----- MATERIAL
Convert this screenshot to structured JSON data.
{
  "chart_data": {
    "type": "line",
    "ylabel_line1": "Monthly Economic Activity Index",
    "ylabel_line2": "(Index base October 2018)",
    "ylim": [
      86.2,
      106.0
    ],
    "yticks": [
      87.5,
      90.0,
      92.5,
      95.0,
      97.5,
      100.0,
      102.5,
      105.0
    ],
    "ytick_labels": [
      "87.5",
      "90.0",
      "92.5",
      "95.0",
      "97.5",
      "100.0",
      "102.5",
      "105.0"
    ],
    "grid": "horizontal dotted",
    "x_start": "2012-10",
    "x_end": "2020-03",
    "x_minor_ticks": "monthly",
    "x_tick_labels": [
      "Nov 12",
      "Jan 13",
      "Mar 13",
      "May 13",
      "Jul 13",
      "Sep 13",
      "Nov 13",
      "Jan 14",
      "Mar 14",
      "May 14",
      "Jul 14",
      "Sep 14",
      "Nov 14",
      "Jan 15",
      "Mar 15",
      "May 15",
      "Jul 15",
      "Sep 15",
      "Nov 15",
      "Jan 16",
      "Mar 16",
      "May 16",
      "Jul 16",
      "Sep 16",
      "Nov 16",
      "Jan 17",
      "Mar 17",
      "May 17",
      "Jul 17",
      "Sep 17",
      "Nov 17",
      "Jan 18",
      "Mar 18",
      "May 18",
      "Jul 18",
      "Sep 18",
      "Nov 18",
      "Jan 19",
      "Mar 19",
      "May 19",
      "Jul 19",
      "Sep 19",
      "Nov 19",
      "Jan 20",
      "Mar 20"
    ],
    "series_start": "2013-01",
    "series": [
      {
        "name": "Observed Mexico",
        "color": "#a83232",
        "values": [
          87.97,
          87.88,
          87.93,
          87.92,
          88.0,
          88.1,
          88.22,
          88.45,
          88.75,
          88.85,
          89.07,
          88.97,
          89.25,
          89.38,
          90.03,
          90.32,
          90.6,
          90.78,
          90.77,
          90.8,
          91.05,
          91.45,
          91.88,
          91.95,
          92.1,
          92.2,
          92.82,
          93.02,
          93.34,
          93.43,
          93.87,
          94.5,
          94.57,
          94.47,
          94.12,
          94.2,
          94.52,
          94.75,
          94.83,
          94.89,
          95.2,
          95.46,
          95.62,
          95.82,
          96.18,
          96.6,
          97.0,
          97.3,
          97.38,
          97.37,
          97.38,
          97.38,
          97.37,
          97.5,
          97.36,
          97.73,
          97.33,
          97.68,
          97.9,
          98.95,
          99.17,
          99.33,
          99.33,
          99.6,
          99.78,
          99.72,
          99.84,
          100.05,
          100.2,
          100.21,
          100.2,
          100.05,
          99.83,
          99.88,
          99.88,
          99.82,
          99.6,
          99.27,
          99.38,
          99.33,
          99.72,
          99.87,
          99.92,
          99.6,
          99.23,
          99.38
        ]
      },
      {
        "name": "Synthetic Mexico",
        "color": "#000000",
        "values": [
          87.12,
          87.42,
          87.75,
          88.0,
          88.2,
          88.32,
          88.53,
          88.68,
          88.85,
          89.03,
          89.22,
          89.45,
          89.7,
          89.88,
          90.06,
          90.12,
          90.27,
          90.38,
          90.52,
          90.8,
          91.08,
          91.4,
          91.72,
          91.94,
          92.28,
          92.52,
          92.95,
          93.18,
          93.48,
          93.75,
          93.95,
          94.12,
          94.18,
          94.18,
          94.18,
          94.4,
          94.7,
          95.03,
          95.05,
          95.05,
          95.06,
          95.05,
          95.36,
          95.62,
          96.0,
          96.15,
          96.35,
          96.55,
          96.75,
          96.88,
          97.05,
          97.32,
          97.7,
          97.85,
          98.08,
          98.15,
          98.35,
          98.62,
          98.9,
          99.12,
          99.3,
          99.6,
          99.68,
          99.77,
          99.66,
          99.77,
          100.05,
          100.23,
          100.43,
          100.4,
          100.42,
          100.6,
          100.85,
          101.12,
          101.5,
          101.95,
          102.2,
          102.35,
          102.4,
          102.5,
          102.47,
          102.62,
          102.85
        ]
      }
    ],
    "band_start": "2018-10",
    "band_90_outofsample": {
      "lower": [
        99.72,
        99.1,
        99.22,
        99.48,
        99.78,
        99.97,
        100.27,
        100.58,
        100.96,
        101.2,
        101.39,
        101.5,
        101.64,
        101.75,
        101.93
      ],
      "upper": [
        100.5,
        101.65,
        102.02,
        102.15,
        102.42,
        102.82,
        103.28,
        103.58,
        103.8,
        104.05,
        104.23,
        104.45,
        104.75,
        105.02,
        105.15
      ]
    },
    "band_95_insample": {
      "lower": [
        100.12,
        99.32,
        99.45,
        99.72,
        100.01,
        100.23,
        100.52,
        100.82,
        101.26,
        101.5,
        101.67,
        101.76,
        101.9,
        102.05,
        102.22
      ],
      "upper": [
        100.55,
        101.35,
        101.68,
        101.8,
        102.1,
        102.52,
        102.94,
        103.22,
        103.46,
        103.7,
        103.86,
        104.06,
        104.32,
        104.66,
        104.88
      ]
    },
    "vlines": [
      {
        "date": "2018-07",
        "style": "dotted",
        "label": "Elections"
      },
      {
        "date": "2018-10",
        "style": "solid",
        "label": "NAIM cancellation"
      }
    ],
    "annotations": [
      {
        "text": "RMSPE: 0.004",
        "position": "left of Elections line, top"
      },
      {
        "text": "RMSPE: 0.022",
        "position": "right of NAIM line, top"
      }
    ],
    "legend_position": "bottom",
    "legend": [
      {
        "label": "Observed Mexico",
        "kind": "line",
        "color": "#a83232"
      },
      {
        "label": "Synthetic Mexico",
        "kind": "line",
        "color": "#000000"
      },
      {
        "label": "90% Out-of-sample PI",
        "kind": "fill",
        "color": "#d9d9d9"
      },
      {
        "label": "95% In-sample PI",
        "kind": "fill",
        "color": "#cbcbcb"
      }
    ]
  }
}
----------
_SET EXERCISE_
Return every line above that contains the word "Elections".

_RESULT_
        "label": "Elections"
        "position": "left of Elections line, top"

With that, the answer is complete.